(Given problem) Every record that follows should be printed verbatim.

(Data records)
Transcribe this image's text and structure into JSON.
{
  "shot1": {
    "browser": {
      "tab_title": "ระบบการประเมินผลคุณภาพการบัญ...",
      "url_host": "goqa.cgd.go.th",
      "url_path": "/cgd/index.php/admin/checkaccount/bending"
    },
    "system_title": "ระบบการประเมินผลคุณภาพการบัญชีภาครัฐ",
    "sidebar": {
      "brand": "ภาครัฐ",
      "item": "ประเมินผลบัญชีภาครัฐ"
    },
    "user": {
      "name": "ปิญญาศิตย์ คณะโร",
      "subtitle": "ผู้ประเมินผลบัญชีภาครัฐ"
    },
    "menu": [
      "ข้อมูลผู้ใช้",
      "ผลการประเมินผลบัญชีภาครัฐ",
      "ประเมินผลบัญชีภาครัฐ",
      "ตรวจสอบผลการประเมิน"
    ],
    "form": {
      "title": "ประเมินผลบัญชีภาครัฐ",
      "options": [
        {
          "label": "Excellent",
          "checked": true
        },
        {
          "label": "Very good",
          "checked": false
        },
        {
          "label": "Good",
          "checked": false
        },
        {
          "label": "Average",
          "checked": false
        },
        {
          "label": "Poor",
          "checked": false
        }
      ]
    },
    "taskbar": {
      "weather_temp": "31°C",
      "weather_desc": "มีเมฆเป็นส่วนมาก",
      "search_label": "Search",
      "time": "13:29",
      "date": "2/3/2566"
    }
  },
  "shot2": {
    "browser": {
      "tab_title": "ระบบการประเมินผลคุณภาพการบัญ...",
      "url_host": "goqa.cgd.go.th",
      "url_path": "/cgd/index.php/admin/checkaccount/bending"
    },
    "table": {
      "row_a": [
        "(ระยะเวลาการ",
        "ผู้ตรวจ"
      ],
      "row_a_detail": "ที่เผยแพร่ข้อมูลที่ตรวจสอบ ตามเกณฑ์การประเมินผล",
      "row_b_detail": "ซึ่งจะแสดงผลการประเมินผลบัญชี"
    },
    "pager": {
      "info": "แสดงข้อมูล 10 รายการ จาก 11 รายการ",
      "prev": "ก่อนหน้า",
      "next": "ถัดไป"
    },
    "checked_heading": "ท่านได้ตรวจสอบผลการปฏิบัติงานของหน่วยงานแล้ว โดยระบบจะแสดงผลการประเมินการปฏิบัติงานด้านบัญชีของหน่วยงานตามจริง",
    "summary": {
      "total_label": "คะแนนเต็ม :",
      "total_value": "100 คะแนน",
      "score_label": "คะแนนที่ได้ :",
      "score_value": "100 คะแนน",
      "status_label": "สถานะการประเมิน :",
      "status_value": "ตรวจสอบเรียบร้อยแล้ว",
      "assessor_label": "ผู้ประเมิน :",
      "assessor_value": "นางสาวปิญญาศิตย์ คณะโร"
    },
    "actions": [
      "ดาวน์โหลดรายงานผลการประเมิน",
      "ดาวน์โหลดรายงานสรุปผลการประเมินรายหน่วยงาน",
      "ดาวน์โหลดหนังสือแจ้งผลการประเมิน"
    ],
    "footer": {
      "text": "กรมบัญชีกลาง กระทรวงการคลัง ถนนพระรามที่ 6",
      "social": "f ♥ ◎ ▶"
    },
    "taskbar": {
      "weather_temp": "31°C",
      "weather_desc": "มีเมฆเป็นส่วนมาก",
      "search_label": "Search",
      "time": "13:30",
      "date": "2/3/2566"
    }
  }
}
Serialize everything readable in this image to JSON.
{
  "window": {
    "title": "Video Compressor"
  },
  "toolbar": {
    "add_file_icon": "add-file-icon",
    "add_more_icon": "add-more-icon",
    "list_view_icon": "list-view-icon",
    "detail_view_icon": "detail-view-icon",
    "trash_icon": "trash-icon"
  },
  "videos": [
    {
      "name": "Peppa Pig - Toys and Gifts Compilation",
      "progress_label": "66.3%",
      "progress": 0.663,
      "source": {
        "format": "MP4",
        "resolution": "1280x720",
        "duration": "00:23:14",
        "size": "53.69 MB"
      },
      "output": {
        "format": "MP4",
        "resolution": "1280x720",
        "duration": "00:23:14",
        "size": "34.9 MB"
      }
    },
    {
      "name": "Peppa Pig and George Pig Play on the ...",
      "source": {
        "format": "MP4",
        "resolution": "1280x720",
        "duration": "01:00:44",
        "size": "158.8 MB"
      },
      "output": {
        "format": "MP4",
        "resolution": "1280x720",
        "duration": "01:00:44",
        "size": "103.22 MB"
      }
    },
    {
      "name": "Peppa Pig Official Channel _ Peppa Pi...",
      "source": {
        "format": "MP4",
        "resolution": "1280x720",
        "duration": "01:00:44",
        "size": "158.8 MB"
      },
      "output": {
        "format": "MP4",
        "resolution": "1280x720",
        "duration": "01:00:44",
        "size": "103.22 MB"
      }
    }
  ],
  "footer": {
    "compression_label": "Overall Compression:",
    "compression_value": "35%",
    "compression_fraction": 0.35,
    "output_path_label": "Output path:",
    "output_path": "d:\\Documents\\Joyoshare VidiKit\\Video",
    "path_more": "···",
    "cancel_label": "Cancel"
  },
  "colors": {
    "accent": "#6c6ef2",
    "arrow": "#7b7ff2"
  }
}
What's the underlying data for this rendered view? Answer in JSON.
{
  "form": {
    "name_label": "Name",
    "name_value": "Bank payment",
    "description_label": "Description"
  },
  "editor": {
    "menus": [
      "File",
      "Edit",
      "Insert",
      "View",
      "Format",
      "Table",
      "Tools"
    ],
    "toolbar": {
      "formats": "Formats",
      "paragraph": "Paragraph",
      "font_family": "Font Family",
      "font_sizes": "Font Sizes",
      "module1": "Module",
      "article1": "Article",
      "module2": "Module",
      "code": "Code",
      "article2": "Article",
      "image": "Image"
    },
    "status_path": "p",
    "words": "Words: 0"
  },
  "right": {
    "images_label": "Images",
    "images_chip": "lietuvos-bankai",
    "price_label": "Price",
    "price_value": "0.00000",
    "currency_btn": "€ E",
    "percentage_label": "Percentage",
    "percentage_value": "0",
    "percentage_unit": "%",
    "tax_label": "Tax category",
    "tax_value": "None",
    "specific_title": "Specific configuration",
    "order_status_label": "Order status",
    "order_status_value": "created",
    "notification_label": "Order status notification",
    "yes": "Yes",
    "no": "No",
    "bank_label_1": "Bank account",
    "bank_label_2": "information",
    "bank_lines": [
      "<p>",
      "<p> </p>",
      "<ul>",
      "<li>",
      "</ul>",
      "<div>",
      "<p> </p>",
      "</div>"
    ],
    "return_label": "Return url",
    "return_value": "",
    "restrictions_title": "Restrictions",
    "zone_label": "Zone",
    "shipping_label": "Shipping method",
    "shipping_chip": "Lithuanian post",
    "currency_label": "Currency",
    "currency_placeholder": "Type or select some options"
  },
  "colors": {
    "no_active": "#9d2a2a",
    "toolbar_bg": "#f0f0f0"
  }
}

(Solution below)
Transcribe this image's text and structure into JSON.
{
  "shot1": {
    "browser": {
      "tab_title": "ระบบการประเมินผลคุณภาพการบัญ...",
      "url_host": "goqa.cgd.go.th",
      "url_path": "/cgd/index.php/admin/checkaccount/bending"
    },
    "system_title": "ระบบการประเมินผลคุณภาพการบัญชีภาครัฐ",
    "sidebar": {
      "brand": "ภาครัฐ",
      "item": "ประเมินผลบัญชีภาครัฐ"
    },
    "user": {
      "name": "ปิญญาศิตย์ คณะโร",
      "subtitle": "ผู้ประเมินผลบัญชีภาครัฐ"
    },
    "menu": [
      "ข้อมูลผู้ใช้",
      "ผลการประเมินผลบัญชีภาครัฐ",
      "ประเมินผลบัญชีภาครัฐ",
      "ตรวจสอบผลการประเมิน"
    ],
    "form": {
      "title": "ประเมินผลบัญชีภาครัฐ",
      "options": [
        {
          "label": "Excellent",
          "checked": true
        },
        {
          "label": "Very good",
          "checked": false
        },
        {
          "label": "Good",
          "checked": false
        },
        {
          "label": "Average",
          "checked": false
        },
        {
          "label": "Poor",
          "checked": false
        }
      ]
    },
    "taskbar": {
      "weather_temp": "31°C",
      "weather_desc": "มีเมฆเป็นส่วนมาก",
      "search_label": "Search",
      "time": "13:29",
      "date": "2/3/2566"
    }
  },
  "shot2": {
    "browser": {
      "tab_title": "ระบบการประเมินผลคุณภาพการบัญ...",
      "url_host": "goqa.cgd.go.th",
      "url_path": "/cgd/index.php/admin/checkaccount/bending"
    },
    "table": {
      "row_a": [
        "(ระยะเวลาการ",
        "ผู้ตรวจ"
      ],
      "row_a_detail": "ที่เผยแพร่ข้อมูลที่ตรวจสอบ ตามเกณฑ์การประเมินผล",
      "row_b_detail": "ซึ่งจะแสดงผลการประเมินผลบัญชี"
    },
    "pager": {
      "info": "แสดงข้อมูล 10 รายการ จาก 11 รายการ",
      "prev": "ก่อนหน้า",
      "next": "ถัดไป"
    },
    "checked_heading": "ท่านได้ตรวจสอบผลการปฏิบัติงานของหน่วยงานแล้ว โดยระบบจะแสดงผลการประเมินการปฏิบัติงานด้านบัญชีของหน่วยงานตามจริง",
    "summary": {
      "total_label": "คะแนนเต็ม :",
      "total_value": "100 คะแนน",
      "score_label": "คะแนนที่ได้ :",
      "score_value": "100 คะแนน",
      "status_label": "สถานะการประเมิน :",
      "status_value": "ตรวจสอบเรียบร้อยแล้ว",
      "assessor_label": "ผู้ประเมิน :",
      "assessor_value": "นางสาวปิญญาศิตย์ คณะโร"
    },
    "actions": [
      "ดาวน์โหลดรายงานผลการประเมิน",
      "ดาวน์โหลดรายงานสรุปผลการประเมินรายหน่วยงาน",
      "ดาวน์โหลดหนังสือแจ้งผลการประเมิน"
    ],
    "footer": {
      "text": "กรมบัญชีกลาง กระทรวงการคลัง ถนนพระรามที่ 6",
      "social": "f ♥ ◎ ▶"
    },
    "taskbar": {
      "weather_temp": "31°C",
      "weather_desc": "มีเมฆเป็นส่วนมาก",
      "search_label": "Search",
      "time": "13:30",
      "date": "2/3/2566"
    }
  }
}
Serialize everything readable in this image to JSON.
{
  "window": {
    "title": "Video Compressor"
  },
  "toolbar": {
    "add_file_icon": "add-file-icon",
    "add_more_icon": "add-more-icon",
    "list_view_icon": "list-view-icon",
    "detail_view_icon": "detail-view-icon",
    "trash_icon": "trash-icon"
  },
  "videos": [
    {
      "name": "Peppa Pig - Toys and Gifts Compilation",
      "progress_label": "66.3%",
      "progress": 0.663,
      "source": {
        "format": "MP4",
        "resolution": "1280x720",
        "duration": "00:23:14",
        "size": "53.69 MB"
      },
      "output": {
        "format": "MP4",
        "resolution": "1280x720",
        "duration": "00:23:14",
        "size": "34.9 MB"
      }
    },
    {
      "name": "Peppa Pig and George Pig Play on the ...",
      "source": {
        "format": "MP4",
        "resolution": "1280x720",
        "duration": "01:00:44",
        "size": "158.8 MB"
      },
      "output": {
        "format": "MP4",
        "resolution": "1280x720",
        "duration": "01:00:44",
        "size": "103.22 MB"
      }
    },
    {
      "name": "Peppa Pig Official Channel _ Peppa Pi...",
      "source": {
        "format": "MP4",
        "resolution": "1280x720",
        "duration": "01:00:44",
        "size": "158.8 MB"
      },
      "output": {
        "format": "MP4",
        "resolution": "1280x720",
        "duration": "01:00:44",
        "size": "103.22 MB"
      }
    }
  ],
  "footer": {
    "compression_label": "Overall Compression:",
    "compression_value": "35%",
    "compression_fraction": 0.35,
    "output_path_label": "Output path:",
    "output_path": "d:\\Documents\\Joyoshare VidiKit\\Video",
    "path_more": "···",
    "cancel_label": "Cancel"
  },
  "colors": {
    "accent": "#6c6ef2",
    "arrow": "#7b7ff2"
  }
}
What's the underlying data for this rendered view? Answer in JSON.
{
  "form": {
    "name_label": "Name",
    "name_value": "Bank payment",
    "description_label": "Description"
  },
  "editor": {
    "menus": [
      "File",
      "Edit",
      "Insert",
      "View",
      "Format",
      "Table",
      "Tools"
    ],
    "toolbar": {
      "formats": "Formats",
      "paragraph": "Paragraph",
      "font_family": "Font Family",
      "font_sizes": "Font Sizes",
      "module1": "Module",
      "article1": "Article",
      "module2": "Module",
      "code": "Code",
      "article2": "Article",
      "image": "Image"
    },
    "status_path": "p",
    "words": "Words: 0"
  },
  "right": {
    "images_label": "Images",
    "images_chip": "lietuvos-bankai",
    "price_label": "Price",
    "price_value": "0.00000",
    "currency_btn": "€ E",
    "percentage_label": "Percentage",
    "percentage_value": "0",
    "percentage_unit": "%",
    "tax_label": "Tax category",
    "tax_value": "None",
    "specific_title": "Specific configuration",
    "order_status_label": "Order status",
    "order_status_value": "created",
    "notification_label": "Order status notification",
    "yes": "Yes",
    "no": "No",
    "bank_label_1": "Bank account",
    "bank_label_2": "information",
    "bank_lines": [
      "<p>",
      "<p> </p>",
      "<ul>",
      "<li>",
      "</ul>",
      "<div>",
      "<p> </p>",
      "</div>"
    ],
    "return_label": "Return url",
    "return_value": "",
    "restrictions_title": "Restrictions",
    "zone_label": "Zone",
    "shipping_label": "Shipping method",
    "shipping_chip": "Lithuanian post",
    "currency_label": "Currency",
    "currency_placeholder": "Type or select some options"
  },
  "colors": {
    "no_active": "#9d2a2a",
    "toolbar_bg": "#f0f0f0"
  }
}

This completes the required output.